3. Analyse et résultats de la réflexion enracinée

Nous présentons notre analyse et ses résultats en commençant par une mise en perspective, qui présente un tableau des processus itératifs mis en oeuvre et ensuite, nous expliciterons trois aspects émergents de la mobilisation des écrits scientifiques, issus de notre thèse.

3.1 Contextualisation

La question initiale de notre propos a été celle-ci : la méthodologie de la théorisation enracinée peut-elle utiliser les théories existantes sur le phénomène à l’étude et mobiliser les écrits scientifiques, et si oui, comment? En ce qui concerne la recherche doctorale que nous avons menée, ce sont des aléas méthodologiques, certains méandres réflexifs et notre souci de rigueur scientifique qui nous ont conduite à approfondir ce questionnement méthodologique, dont cet article témoigne. Comme ce fut notre cas, il n’est pas rare que les personnes qui mènent des recherches manquent d’une formation méthodologique adéquate et complète en recherche qualitative, avant de réaliser leur recherche. Cet état de fait peut d’ailleurs contribuer au manque de reconnaissance de ces recherches qui présentent pourtant une réelle pertinence sociale. Aller à la recherche d’une méthodologie par rapport à la posture de recherche souhaitée nécessite souvent du temps. Cette quête peut faire partie de la formation scientifique. Néanmoins, il nous semble qu’une meilleure connaissance et reconnaissance des méthodologies inductives et des formations fondées épistémologiquement à leurs sujets, inscrites dans les cursus académiques en formation initiale et continuée, permettrait un gain de temps et une économie estimable des ressources.

Pour la recherche doctorale que nous menions, nous avions d’abord lu des écrits scientifiques relativement au sujet à l’étude et aussi au sujet de la méthodologie et de l’épistémologie. Il s’agissait de s’inscrire suffisamment dans les façons de faire plus traditionnelles en psychologie et de répondre à des exigences institutionnelles. Par contre, nous n’avions pas réalisé de recension des écrits. Nous souhaitions étudier le phénomène du coming out chez les filles et les femmes. Dit simplement, le coming out est un processus identitaire et social complexe qui peut amener une personne à retirer son étiquette d’hétérosexualité, apposée sur elle dès la naissance. L’expression complète coming out of the closet signifie « la sortie du placard ». Celui-ci a des frontières et des portes, plus ou moins fluides, poreuses, mouvantes, opaques ou transparentes. Pour aborder cette complexité, nous souhaitions utiliser une approche inductive et partir des vécus des personnes. Le dévoilement n’est pas un objectif impératif ni une assurance au mieux-être, car c’est le soutien et l’acceptation qui sont reçus lors du dévoilement qui aident la personne à vivre mieux et pleinement. Comment mieux comprendre ce phénomène, sachant qu’au sujet des filles et des femmes, peu de recherches sont menées spécifiquement? Nous avions lu certains articles, dont ceux de Diamond (2008a, 2008b) concernant sa théorisation sur la fluidité sexuelle. Au plan méthodologique, nous avions ajouté à la GT le modèle écologique de Bronfenbrenner (1979/2009, 2005) qui est bien connu en psychologie. Ces premières lectures légitimaient notre démarche auprès de nos collègues et, surtout, auprès de notre comité d’accompagnement de thèse. Par la suite, nous avons suivi une formation en MTE à l’Université du Québec à Trois-Rivières et bénéficié d’un accompagnement méthodologique par un expert de la MTE. Grâce à elle, nous avons pu y développer la rigueur scientifique que nous recherchions alors que nous utilisions une version de la GT depuis le début de notre projet. La question de la mobilisation des écrits scientifiques a également fait partie de cette démarche méthodologique réflexive approfondie.
--*--
_Consigne 1_
Remplacez « processus itératifs » par « processus répétés » en reprenant le texte sur la théorisation enracinée, dans tout le passage qui va de « 3. Analyse et » jusqu'à « de notre thèse. ».
--*--
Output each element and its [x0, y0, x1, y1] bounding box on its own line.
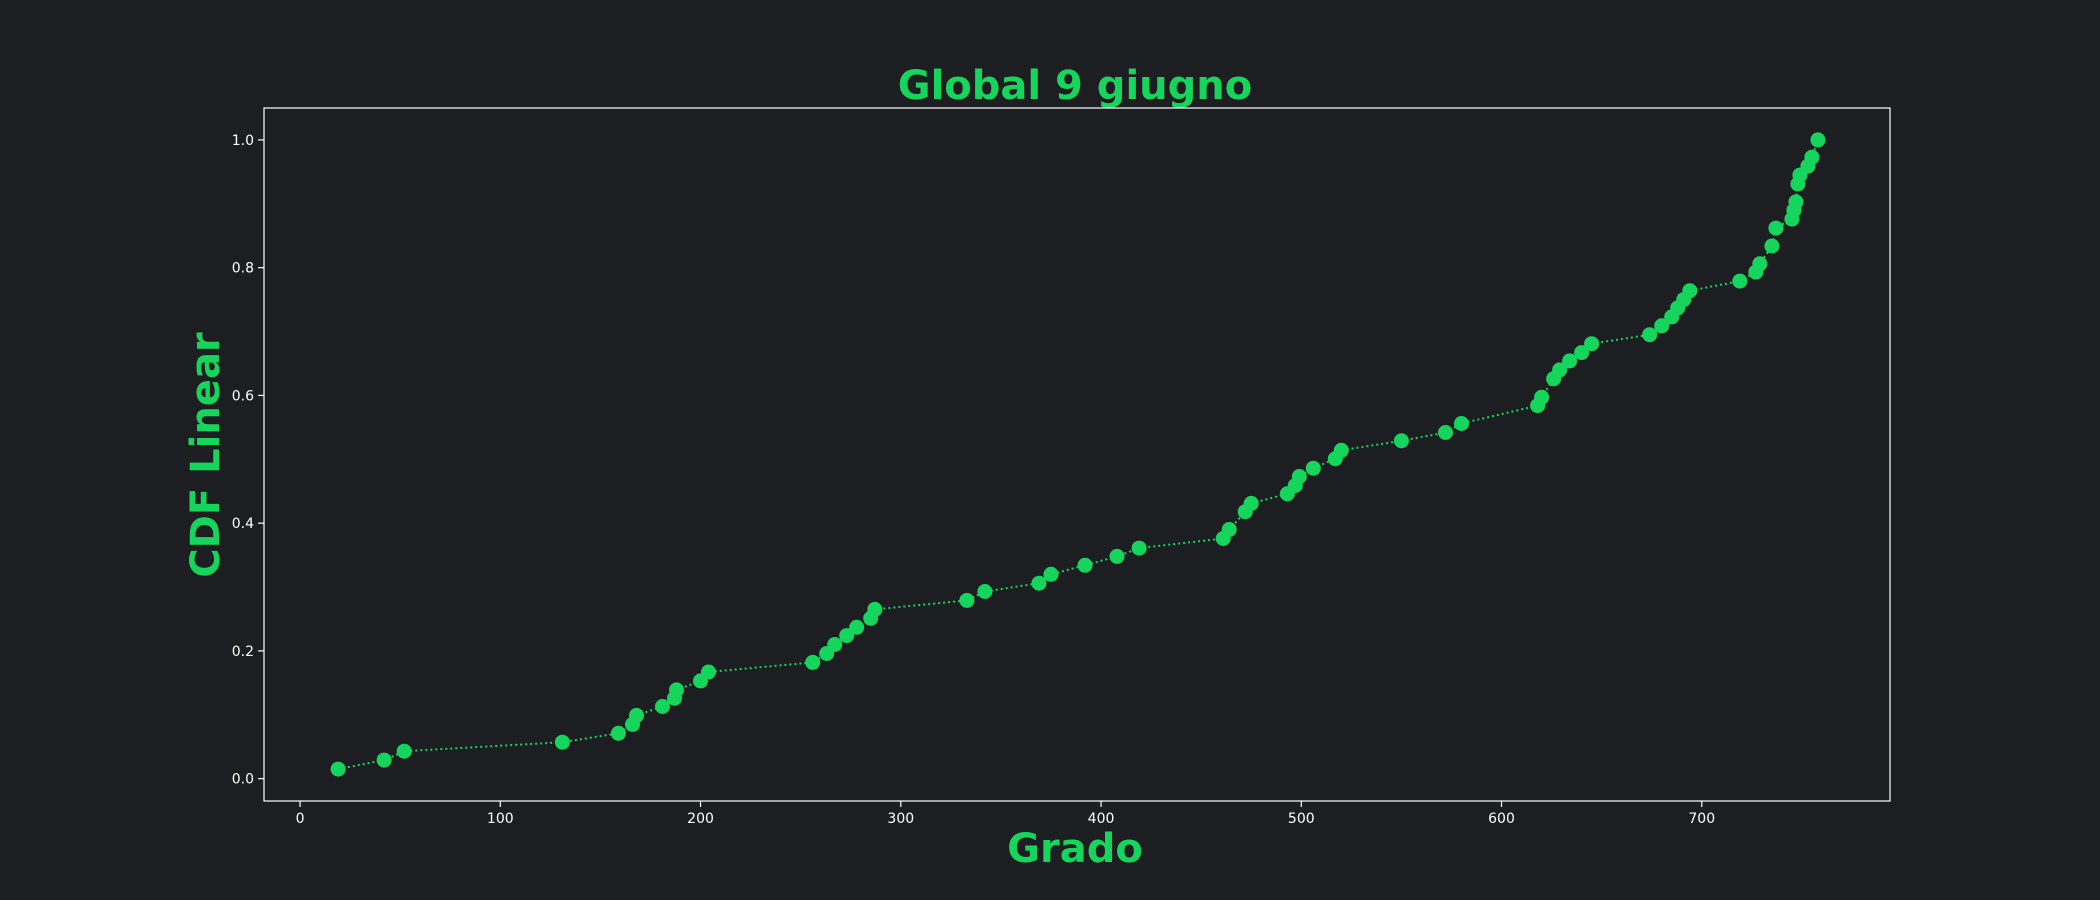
- data-point: [959, 592, 975, 608]
- y-tick-label: 0.2: [232, 644, 254, 660]
- x-tick-label: 100: [487, 811, 514, 827]
- x-tick-label: 500: [1288, 811, 1315, 827]
- data-point: [1131, 540, 1147, 556]
- x-tick-label: 700: [1688, 811, 1715, 827]
- data-point: [1333, 442, 1349, 458]
- data-point: [1534, 389, 1550, 405]
- data-point: [1584, 336, 1600, 352]
- x-tick-label: 0: [296, 811, 305, 827]
- data-point: [554, 734, 570, 750]
- data-point: [1752, 256, 1768, 272]
- data-point: [1788, 194, 1804, 210]
- data-point: [805, 654, 821, 670]
- y-tick-label: 0.4: [232, 516, 254, 532]
- y-tick-label: 0.6: [232, 388, 254, 404]
- data-point: [610, 725, 626, 741]
- data-point: [1454, 416, 1469, 431]
- x-axis-ticks: 0 100 200 300 400 500 600 700: [296, 801, 1715, 827]
- data-point: [1682, 283, 1698, 299]
- y-axis-ticks: 0.0 0.2 0.4 0.6 0.8 1.0: [232, 133, 264, 788]
- data-point: [629, 707, 644, 723]
- data-point: [867, 601, 883, 617]
- data-point: [1810, 132, 1826, 148]
- data-point: [1804, 149, 1820, 165]
- data-point: [1574, 345, 1590, 361]
- data-point: [669, 682, 684, 698]
- data-point: [839, 628, 855, 644]
- data-point: [1562, 353, 1578, 369]
- data-point: [1305, 460, 1321, 476]
- data-point: [376, 752, 392, 768]
- data-point: [1642, 327, 1658, 343]
- data-point: [1031, 575, 1047, 591]
- data-point: [1077, 557, 1093, 573]
- y-axis-title: CDF Linear: [183, 332, 229, 578]
- data-point: [977, 584, 993, 599]
- data-point: [1393, 433, 1409, 449]
- data-point: [1768, 220, 1784, 236]
- data-point: [655, 699, 670, 714]
- x-tick-label: 200: [687, 811, 714, 827]
- data-point: [1221, 522, 1237, 537]
- data-point: [1732, 273, 1748, 289]
- cdf-series-line: [337, 139, 1819, 771]
- data-point: [1764, 238, 1780, 254]
- data-point: [1043, 566, 1059, 582]
- data-point: [1654, 318, 1670, 334]
- x-tick-label: 300: [887, 811, 914, 827]
- data-point: [701, 664, 716, 680]
- data-point: [1438, 425, 1453, 440]
- y-tick-label: 1.0: [232, 133, 254, 149]
- data-point: [330, 761, 346, 777]
- data-point: [1109, 548, 1125, 564]
- x-tick-label: 400: [1088, 811, 1115, 827]
- cdf-data-points: [330, 132, 1826, 777]
- x-tick-label: 600: [1488, 811, 1515, 827]
- y-tick-label: 0.0: [232, 772, 254, 788]
- y-tick-label: 0.8: [232, 261, 254, 277]
- data-point: [849, 619, 865, 635]
- chart-title: Global 9 giugno: [898, 63, 1252, 109]
- data-point: [1552, 362, 1568, 378]
- data-point: [827, 637, 843, 652]
- data-point: [396, 743, 412, 759]
- plot-area-frame: [263, 107, 1891, 802]
- x-axis-title: Grado: [1007, 826, 1143, 872]
- data-point: [1243, 495, 1259, 511]
- data-point: [1291, 469, 1307, 484]
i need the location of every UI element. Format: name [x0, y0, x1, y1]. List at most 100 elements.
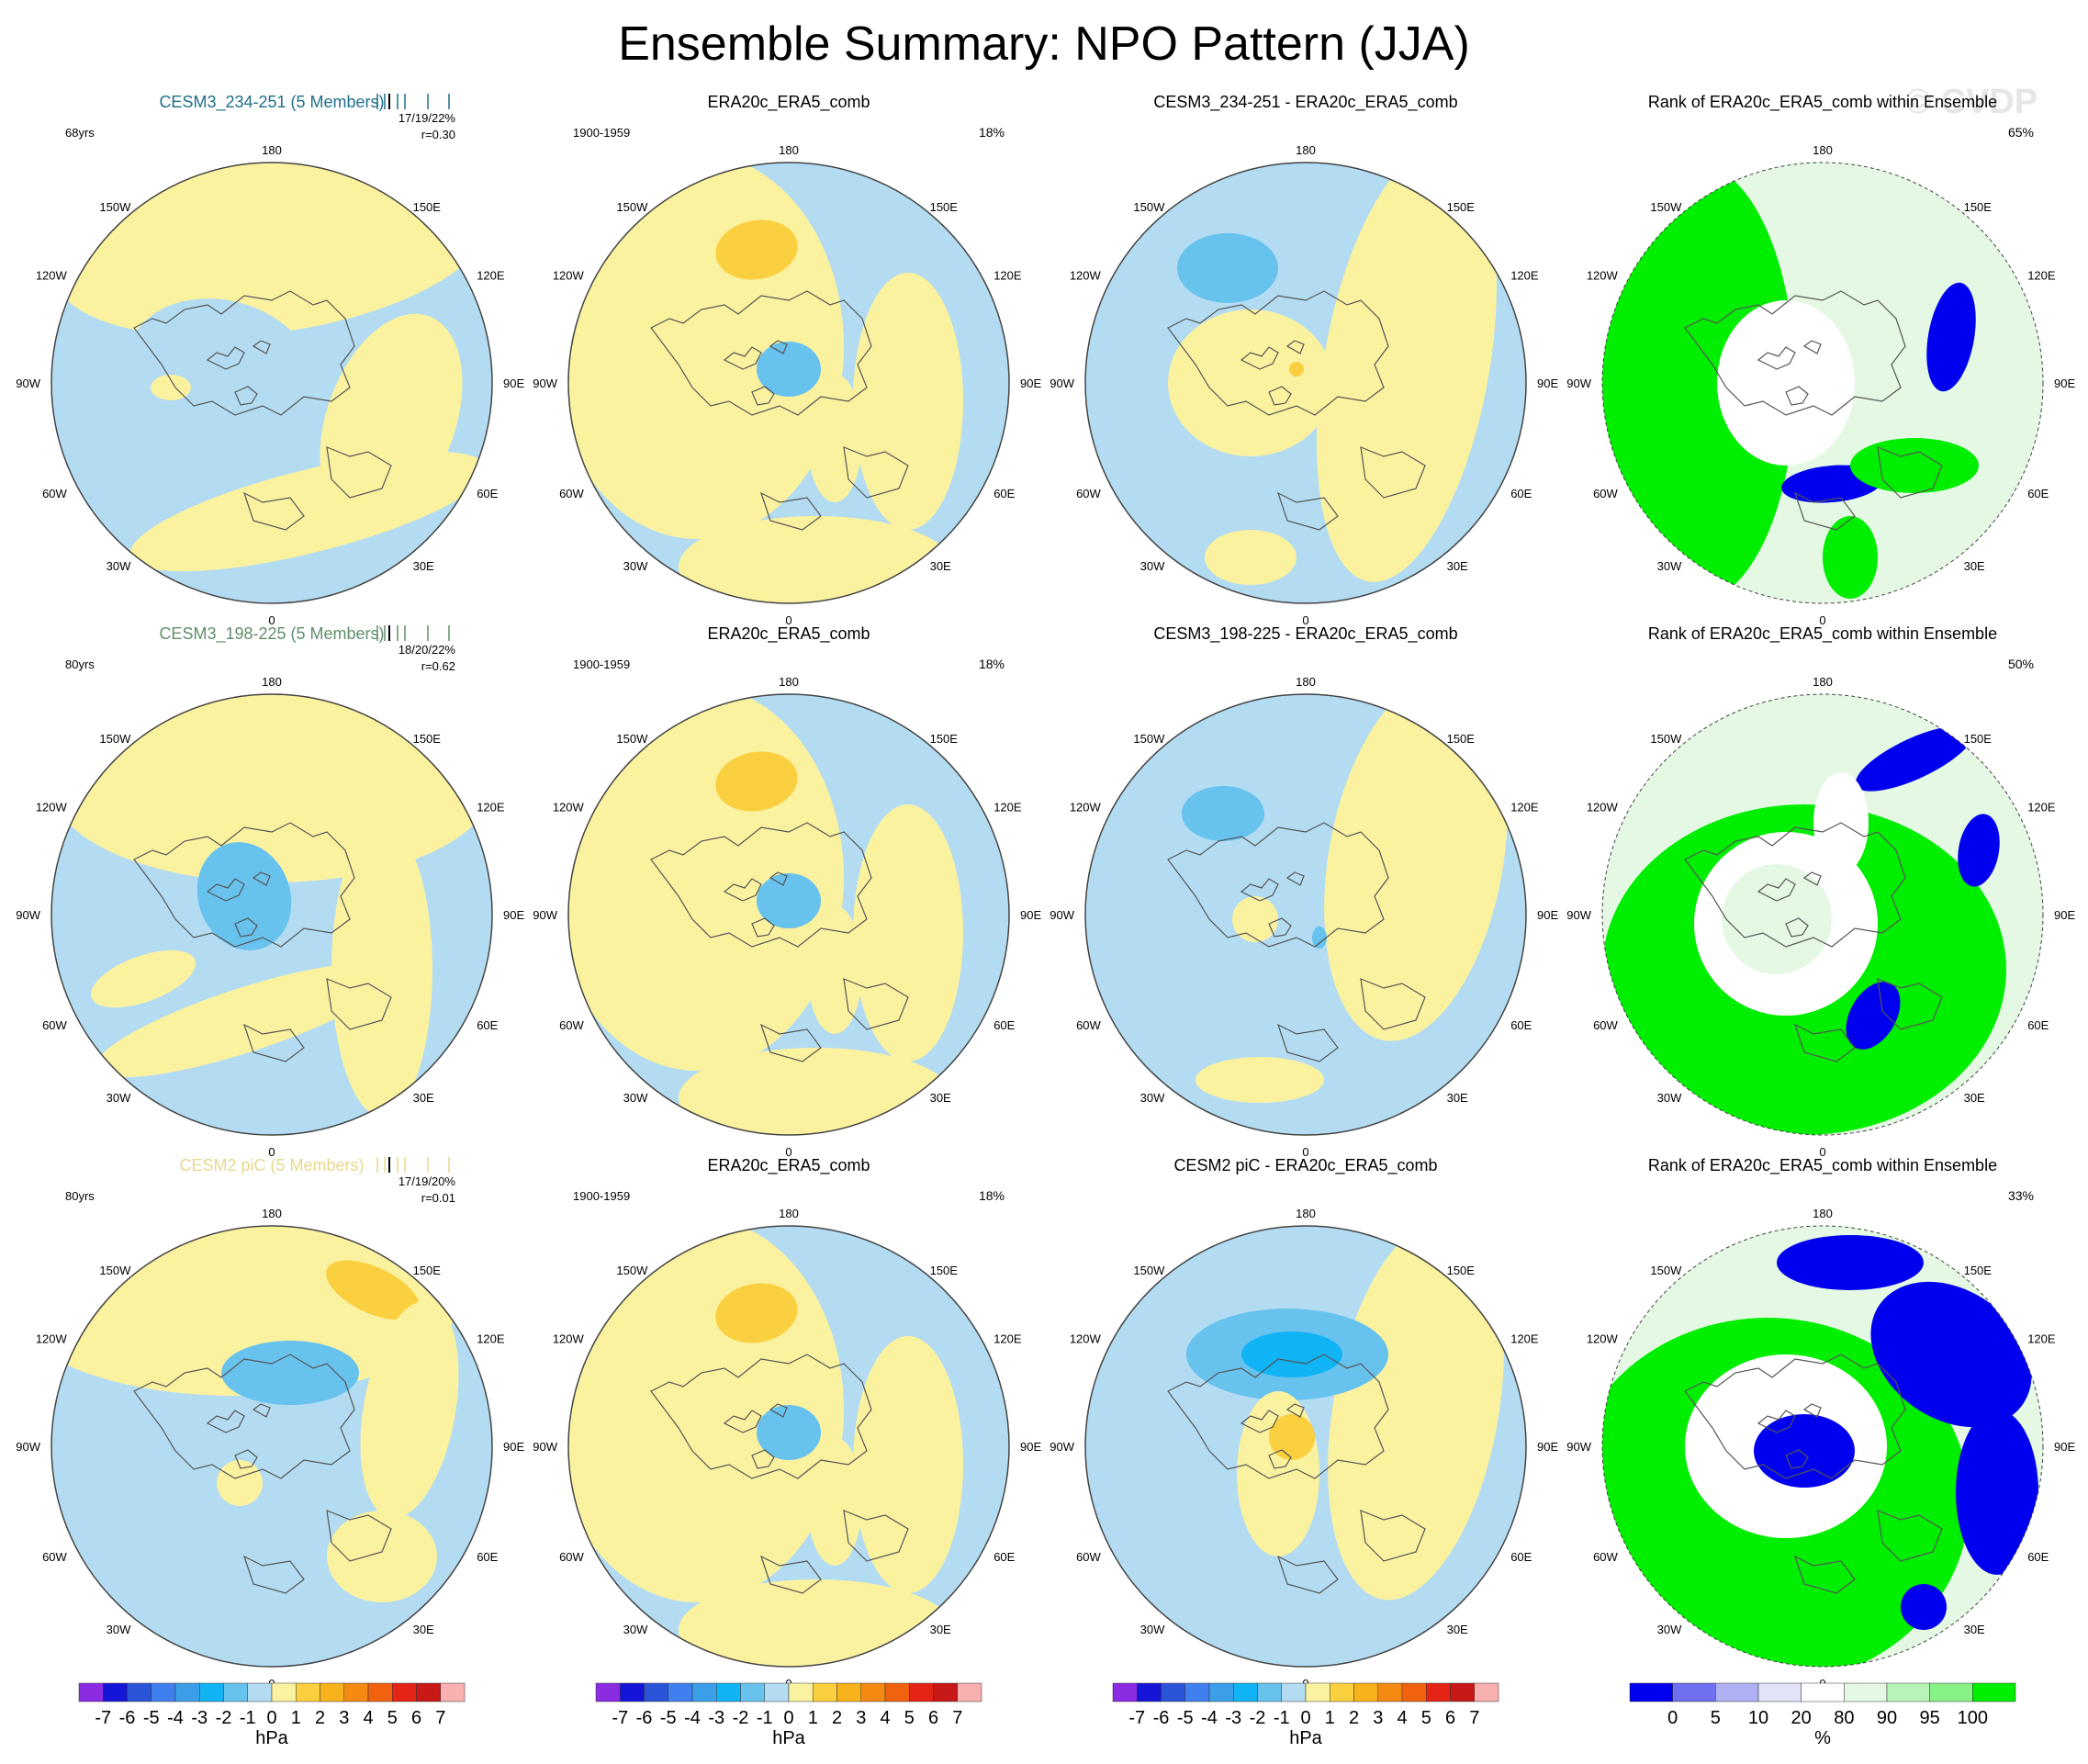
colorbar-tick-label: 0 [1300, 1708, 1310, 1728]
map-border [1601, 1225, 2044, 1668]
longitude-label: 0 [268, 1145, 275, 1159]
colorbar-swatch [296, 1682, 320, 1702]
colorbar-tick-label: -3 [191, 1708, 208, 1728]
longitude-label: 90E [1537, 1440, 1558, 1454]
field-blob-rank_lo [1754, 1414, 1855, 1488]
longitude-label: 30E [930, 559, 951, 573]
colorbar-hpa-3: -7 -6 -5 -4 -3 -2 -1 0 1 2 3 4 5 6 7 hPa [1112, 1682, 1499, 1748]
colorbar-tick-label: 3 [339, 1708, 349, 1728]
pct-label: 18% [979, 657, 1005, 671]
colorbar-swatch [957, 1682, 982, 1702]
coastline [1684, 1354, 1943, 1594]
colorbar-unit: % [1814, 1728, 1831, 1748]
longitude-label: 180 [262, 675, 282, 689]
map-panel-rank-row2: 180 150E 120E 90E 60E 30E 0 30W 60W 90W 120W 150W Ra… [1566, 624, 2075, 1159]
longitude-label: 150E [1964, 1264, 1993, 1277]
field-blob-neg3 [1177, 233, 1278, 303]
colorbar-tick-label: -4 [1201, 1708, 1218, 1728]
colorbar-swatch [1330, 1682, 1354, 1702]
colorbar-swatch [103, 1682, 128, 1702]
colorbar-tick-label: -1 [757, 1708, 773, 1728]
panel-title: CESM3_198-225 (5 Members) [159, 624, 384, 644]
longitude-label: 180 [1296, 143, 1316, 157]
longitude-label: 60E [1510, 1550, 1532, 1564]
field-blob-rank_lo [1855, 725, 1974, 792]
colorbar-swatch [78, 1682, 104, 1702]
pct-label: 33% [2008, 1188, 2034, 1203]
map-border [51, 1225, 493, 1668]
field-shading [1602, 725, 2006, 1135]
longitude-label: 90E [503, 1440, 524, 1454]
colorbar-swatch [595, 1682, 621, 1702]
longitude-label: 180 [779, 1207, 799, 1220]
longitude-label: 120E [1510, 800, 1539, 814]
longitude-label: 90W [1566, 908, 1591, 922]
colorbar-tick-label: 5 [1421, 1708, 1431, 1728]
longitude-label: 60E [993, 1018, 1015, 1032]
colorbar-tick-label: -5 [143, 1708, 160, 1728]
field-blob-neg3 [1312, 927, 1327, 949]
map-border [567, 693, 1010, 1136]
longitude-label: 150E [413, 1264, 442, 1277]
colorbar-tick-label: 3 [856, 1708, 866, 1728]
colorbar-swatch [909, 1682, 934, 1702]
longitude-label: 150W [1133, 732, 1165, 746]
field-blob-pos2 [715, 219, 798, 280]
field-blob-rank_mid [1717, 300, 1855, 466]
colorbar-swatch [716, 1682, 741, 1702]
longitude-label: 150W [1650, 732, 1682, 746]
longitude-label: 30E [1964, 559, 1985, 573]
colorbar-tick-label: 100 [1958, 1708, 1988, 1728]
period-label: 1900-1959 [573, 657, 630, 671]
field-blob-rank_lo [1926, 282, 1976, 392]
colorbar-swatch [1474, 1682, 1499, 1702]
longitude-label: 150E [930, 1264, 959, 1277]
longitude-label: 120E [993, 800, 1022, 814]
map-panel-obs-row2: 180 150E 120E 90E 60E 30E 0 30W 60W 90W 120W 150W ER… [533, 624, 1041, 1159]
longitude-label: 60E [477, 1550, 498, 1564]
figure-title: Ensemble Summary: NPO Pattern (JJA) [618, 17, 1470, 71]
field-blob-pos1 [853, 1336, 963, 1593]
field-blob-rank_lo [1846, 982, 1901, 1050]
colorbar-rank: 0 5 10 20 80 90 95 100% [1629, 1682, 2016, 1748]
longitude-label: 120W [1587, 800, 1619, 814]
colorbar-swatch [1629, 1682, 1673, 1702]
longitude-label: 60W [42, 487, 67, 500]
longitude-label: 120E [1510, 1331, 1539, 1345]
colorbar-swatch [151, 1682, 176, 1702]
colorbar-swatch [392, 1682, 417, 1702]
colorbar-swatch [1801, 1682, 1845, 1702]
colorbar-swatch [620, 1682, 645, 1702]
colorbar-tick-label: 2 [832, 1708, 842, 1728]
panel-title: ERA20c_ERA5_comb [707, 1156, 870, 1175]
field-blob-neg3 [757, 873, 821, 928]
map-border [1084, 693, 1527, 1136]
longitude-label: 60E [2027, 1018, 2049, 1032]
colorbar-tick-label: 1 [1325, 1708, 1335, 1728]
colorbar-swatch [1715, 1682, 1759, 1702]
longitude-label: 90W [1050, 908, 1074, 922]
longitude-label: 0 [1819, 1145, 1825, 1159]
field-blob-pos1 [95, 962, 394, 1078]
pattern-corr-label: r=0.30 [421, 128, 455, 141]
colorbar-tick-label: -5 [660, 1708, 677, 1728]
pct-label: 18% [979, 125, 1005, 140]
colorbar-tick-label: 90 [1877, 1708, 1897, 1728]
colorbar-swatch [174, 1682, 200, 1702]
colorbar-swatch [320, 1682, 344, 1702]
colorbar-swatch [127, 1682, 152, 1702]
field-blob-pos1 [1232, 896, 1278, 942]
panel-title: Rank of ERA20c_ERA5_comb within Ensemble [1648, 1156, 1997, 1175]
longitude-label: 30E [1964, 1623, 1985, 1636]
coastline [650, 822, 909, 1062]
colorbar-swatch [367, 1682, 393, 1702]
field-blob-rank_hi [1602, 163, 1795, 603]
colorbar-swatch [1112, 1682, 1138, 1702]
field-blob-pos2 [715, 751, 798, 812]
map-panel-diff-row3: 180150E120E90E60E30E030W60W90W120W150WCE… [1050, 1156, 1558, 1691]
colorbar-tick-label: 6 [928, 1708, 938, 1728]
longitude-label: 60E [993, 487, 1015, 500]
longitude-label: 90E [503, 908, 524, 922]
longitude-label: 30E [1447, 1091, 1468, 1105]
pct-range-label: 18/20/22% [399, 643, 456, 657]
--*--
_Consigne 2_
Veuillez recopier à l'identique, dans les enregistrements, tout ce qui va de la ligne contenant « colorbar-tick-label: 0 [1300, 1708, 1310, 1728] » jusqu'à celle contenant « colorbar-hpa-3: -7 -6 », ces deux lignes comprises, et rien d'autre.

_Corrigé 1_
3. Analyse et résultats de la réflexion enracinée

Nous présentons notre analyse et ses résultats en commençant par une mise en perspective, qui présente un tableau des processus répétés mis en oeuvre et ensuite, nous expliciterons trois aspects émergents de la mobilisation des écrits scientifiques, issus de notre thèse.

_Corrigé 2_
colorbar-tick-label: 0 [1300, 1708, 1310, 1728]
map-border [1601, 1225, 2044, 1668]
longitude-label: 0 [268, 1145, 275, 1159]
colorbar-swatch [296, 1682, 320, 1702]
colorbar-tick-label: -3 [191, 1708, 208, 1728]
longitude-label: 90E [1537, 1440, 1558, 1454]
field-blob-rank_lo [1754, 1414, 1855, 1488]
longitude-label: 30E [930, 559, 951, 573]
colorbar-hpa-3: -7 -6 -5 -4 -3 -2 -1 0 1 2 3 4 5 6 7 hPa [1112, 1682, 1499, 1748]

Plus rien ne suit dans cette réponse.